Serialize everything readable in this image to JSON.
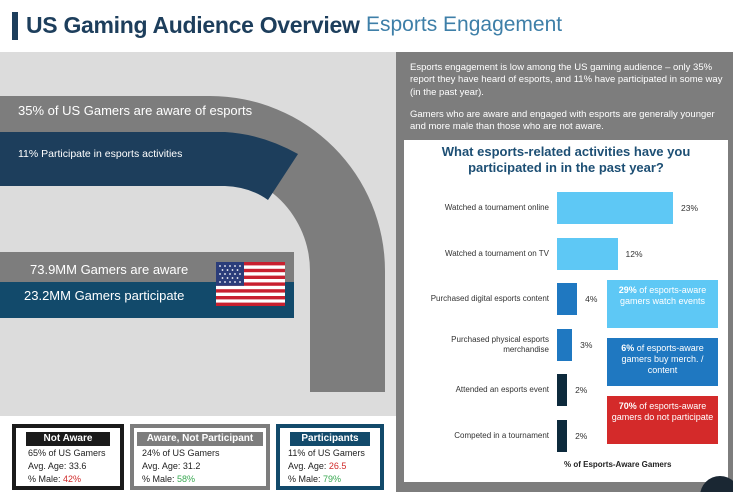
{
  "header": {
    "title": "US Gaming Audience Overview",
    "subtitle": "Esports Engagement"
  },
  "left": {
    "aware_pct_text": "35% of US Gamers are aware of esports",
    "participate_pct_text": "11% Participate in esports activities",
    "aware_count_text": "73.9MM Gamers are aware",
    "participate_count_text": "23.2MM Gamers participate"
  },
  "intro": {
    "paragraph1": "Esports engagement is low among the US gaming audience – only 35% report they have heard of esports, and 11% have participated in some way (in the past year).",
    "paragraph2": "Gamers who are aware and engaged with esports are generally younger and more male than those who are not aware."
  },
  "chart_data": {
    "type": "bar",
    "orientation": "horizontal",
    "title": "What esports-related activities have you participated in in the past year?",
    "xlabel": "% of Esports-Aware Gamers",
    "categories": [
      "Watched a tournament online",
      "Watched a tournament on TV",
      "Purchased digital esports content",
      "Purchased physical esports merchandise",
      "Attended an esports event",
      "Competed in a tournament"
    ],
    "values": [
      23,
      12,
      4,
      3,
      2,
      2
    ],
    "value_labels": [
      "23%",
      "12%",
      "4%",
      "3%",
      "2%",
      "2%"
    ],
    "bar_colors": [
      "#5ec8f5",
      "#5ec8f5",
      "#1f78c1",
      "#1f78c1",
      "#0d2a3c",
      "#0d2a3c"
    ],
    "xlim": [
      0,
      23
    ]
  },
  "callouts": [
    {
      "pct": "29%",
      "text": " of esports-aware gamers watch events",
      "color": "#5ec8f5"
    },
    {
      "pct": "6%",
      "text": " of esports-aware gamers buy merch. / content",
      "color": "#1f78c1"
    },
    {
      "pct": "70%",
      "text": " of esports-aware gamers do not participate",
      "color": "#d42a2a"
    }
  ],
  "segments": [
    {
      "label": "Not Aware",
      "share": "65% of US Gamers",
      "age_label": "Avg. Age:",
      "age": "33.6",
      "male_label": "% Male:",
      "male": "42%",
      "head_color": "#1a1a1a",
      "border_color": "#1a1a1a"
    },
    {
      "label": "Aware, Not Participant",
      "share": "24% of US Gamers",
      "age_label": "Avg. Age:",
      "age": "31.2",
      "male_label": "% Male:",
      "male": "58%",
      "head_color": "#7d7d7d",
      "border_color": "#7d7d7d"
    },
    {
      "label": "Participants",
      "share": "11% of US Gamers",
      "age_label": "Avg. Age:",
      "age": "26.5",
      "male_label": "% Male:",
      "male": "79%",
      "head_color": "#124a6b",
      "border_color": "#124a6b"
    }
  ],
  "colors": {
    "navy": "#1d3e5c",
    "gray": "#7d7d7d",
    "blue": "#124a6b"
  }
}
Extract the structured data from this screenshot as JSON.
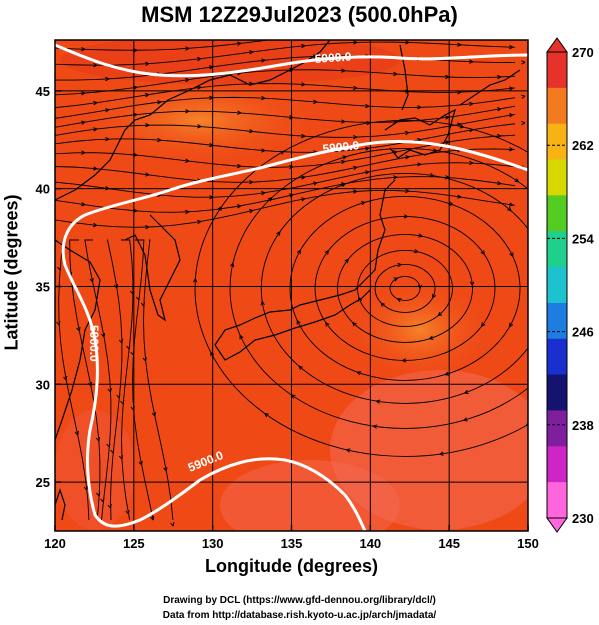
{
  "title": "MSM 12Z29Jul2023 (500.0hPa)",
  "axes": {
    "xlabel": "Longitude (degrees)",
    "ylabel": "Latitude  (degrees)",
    "x_ticks": [
      "120",
      "125",
      "130",
      "135",
      "140",
      "145",
      "150"
    ],
    "y_ticks": [
      "25",
      "30",
      "35",
      "40",
      "45"
    ]
  },
  "colorbar": {
    "labels": [
      "270",
      "262",
      "254",
      "246",
      "238",
      "230"
    ],
    "colors": [
      "#e6322a",
      "#f37a1f",
      "#f7b214",
      "#d7d800",
      "#55cc22",
      "#1fcf8c",
      "#1cc3cf",
      "#1d7de0",
      "#1a2fd0",
      "#141470",
      "#7f1f9e",
      "#d025c6",
      "#ff66dd"
    ]
  },
  "contours": {
    "label": "5900.0",
    "label_upper": "5900.0",
    "label_left": "5900.0",
    "label_lower": "5900.0"
  },
  "credits": {
    "line1": "Drawing by DCL (https://www.gfd-dennou.org/library/dcl/)",
    "line2": "Data from http://database.rish.kyoto-u.ac.jp/arch/jmadata/"
  },
  "chart_data": {
    "type": "heatmap",
    "title": "MSM 12Z29Jul2023 (500.0hPa)",
    "xlabel": "Longitude (degrees)",
    "ylabel": "Latitude  (degrees)",
    "xlim": [
      120,
      150
    ],
    "ylim": [
      22.5,
      47.6
    ],
    "colorbar_range": [
      230,
      270
    ],
    "colorbar_labels": [
      270,
      262,
      254,
      246,
      238,
      230
    ],
    "field_color": "#ef4a16",
    "contour_value": 5900.0,
    "anticyclone_center": {
      "lon": 142.2,
      "lat": 34.9
    }
  }
}
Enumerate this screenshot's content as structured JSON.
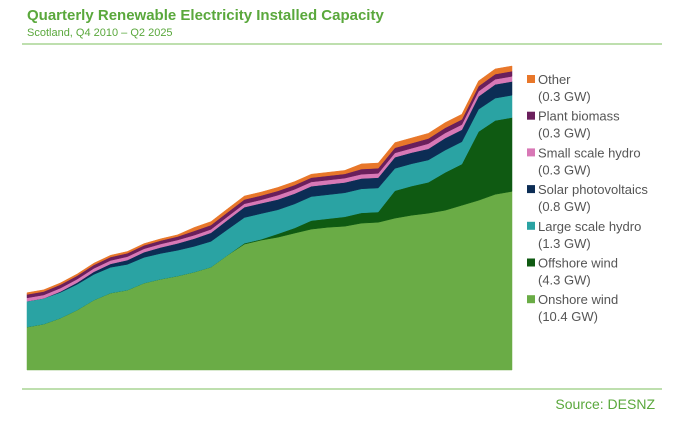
{
  "chart_data": {
    "type": "stacked-area",
    "title": "Quarterly Renewable Electricity Installed Capacity",
    "subtitle": "Scotland, Q4 2010 – Q2 2025",
    "source": "Source: DESNZ",
    "categories": [
      null,
      null,
      null,
      null,
      null,
      null,
      null,
      null,
      null,
      null,
      null,
      null,
      null,
      null,
      null,
      null,
      null,
      null,
      null,
      null,
      null,
      null,
      null,
      null,
      null,
      null,
      null,
      null,
      null,
      null
    ],
    "series": [
      {
        "name": "Onshore wind",
        "label": "(10.4 GW)",
        "color": "#6aac46",
        "values": [
          2.5,
          2.67,
          3.02,
          3.49,
          4.07,
          4.48,
          4.65,
          5.06,
          5.29,
          5.47,
          5.7,
          5.99,
          6.69,
          7.33,
          7.56,
          7.73,
          7.97,
          8.2,
          8.31,
          8.37,
          8.55,
          8.6,
          8.84,
          9.01,
          9.13,
          9.3,
          9.59,
          9.88,
          10.23,
          10.4
        ]
      },
      {
        "name": "Offshore wind",
        "label": "(4.3 GW)",
        "color": "#0f5a12",
        "values": [
          0,
          0,
          0,
          0,
          0,
          0,
          0,
          0,
          0,
          0,
          0,
          0,
          0,
          0.05,
          0.05,
          0.2,
          0.3,
          0.5,
          0.5,
          0.55,
          0.6,
          0.6,
          1.6,
          1.7,
          1.8,
          2.2,
          2.4,
          4.0,
          4.3,
          4.3
        ]
      },
      {
        "name": "Large scale hydro",
        "label": "(1.3 GW)",
        "color": "#2aa3a3",
        "values": [
          1.5,
          1.5,
          1.5,
          1.5,
          1.5,
          1.5,
          1.5,
          1.5,
          1.5,
          1.5,
          1.5,
          1.5,
          1.5,
          1.5,
          1.5,
          1.4,
          1.4,
          1.4,
          1.4,
          1.4,
          1.4,
          1.4,
          1.3,
          1.3,
          1.3,
          1.3,
          1.3,
          1.3,
          1.3,
          1.3
        ]
      },
      {
        "name": "Solar photovoltaics",
        "label": "(0.8 GW)",
        "color": "#0c2d55",
        "values": [
          0,
          0,
          0.05,
          0.1,
          0.15,
          0.2,
          0.25,
          0.3,
          0.35,
          0.4,
          0.45,
          0.5,
          0.55,
          0.6,
          0.6,
          0.6,
          0.6,
          0.6,
          0.6,
          0.6,
          0.6,
          0.6,
          0.65,
          0.65,
          0.65,
          0.7,
          0.7,
          0.75,
          0.8,
          0.8
        ]
      },
      {
        "name": "Small scale hydro",
        "label": "(0.3 GW)",
        "color": "#d878b6",
        "values": [
          0.2,
          0.2,
          0.2,
          0.2,
          0.2,
          0.2,
          0.2,
          0.2,
          0.2,
          0.2,
          0.2,
          0.2,
          0.2,
          0.2,
          0.2,
          0.25,
          0.25,
          0.25,
          0.25,
          0.25,
          0.25,
          0.25,
          0.25,
          0.25,
          0.3,
          0.3,
          0.3,
          0.3,
          0.3,
          0.3
        ]
      },
      {
        "name": "Plant biomass",
        "label": "(0.3 GW)",
        "color": "#6a1f5c",
        "values": [
          0.2,
          0.2,
          0.2,
          0.2,
          0.2,
          0.2,
          0.2,
          0.2,
          0.2,
          0.2,
          0.25,
          0.25,
          0.25,
          0.25,
          0.25,
          0.25,
          0.25,
          0.25,
          0.25,
          0.25,
          0.3,
          0.3,
          0.3,
          0.3,
          0.3,
          0.3,
          0.3,
          0.3,
          0.3,
          0.3
        ]
      },
      {
        "name": "Other",
        "label": "(0.3 GW)",
        "color": "#e8772a",
        "values": [
          0.1,
          0.1,
          0.1,
          0.1,
          0.1,
          0.1,
          0.1,
          0.1,
          0.1,
          0.1,
          0.2,
          0.2,
          0.2,
          0.2,
          0.2,
          0.2,
          0.2,
          0.2,
          0.2,
          0.2,
          0.3,
          0.3,
          0.3,
          0.3,
          0.3,
          0.3,
          0.3,
          0.3,
          0.3,
          0.3
        ]
      }
    ]
  }
}
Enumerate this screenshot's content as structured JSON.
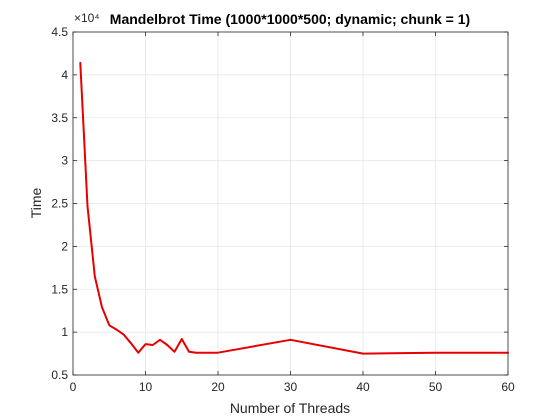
{
  "chart_data": {
    "type": "line",
    "title": "Mandelbrot Time (1000*1000*500; dynamic; chunk = 1)",
    "xlabel": "Number of Threads",
    "ylabel": "Time",
    "y_exponent_label": "×10⁴",
    "xlim": [
      0,
      60
    ],
    "ylim": [
      0.5,
      4.5
    ],
    "x_ticks": [
      0,
      10,
      20,
      30,
      40,
      50,
      60
    ],
    "y_ticks": [
      0.5,
      1,
      1.5,
      2,
      2.5,
      3,
      3.5,
      4,
      4.5
    ],
    "grid": true,
    "colors": {
      "line": "#e60000",
      "axis": "#262626",
      "grid": "#e6e6e6"
    },
    "series": [
      {
        "x": [
          1,
          2,
          3,
          4,
          5,
          6,
          7,
          8,
          9,
          10,
          11,
          12,
          13,
          14,
          15,
          16,
          17,
          18,
          19,
          20,
          30,
          40,
          50,
          60
        ],
        "y": [
          4.14,
          2.47,
          1.65,
          1.29,
          1.08,
          1.03,
          0.97,
          0.87,
          0.76,
          0.86,
          0.85,
          0.91,
          0.85,
          0.77,
          0.92,
          0.77,
          0.76,
          0.76,
          0.76,
          0.76,
          0.91,
          0.75,
          0.76,
          0.76
        ]
      }
    ]
  }
}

== == ==

WHAT THIS TASK INVOLVES ▸ Where a line of the records above holds the word "tournament", copy that line.

IN RESPONSE ▸
      "Watched a tournament online",
      "Watched a tournament on TV",
      "Competed in a tournament"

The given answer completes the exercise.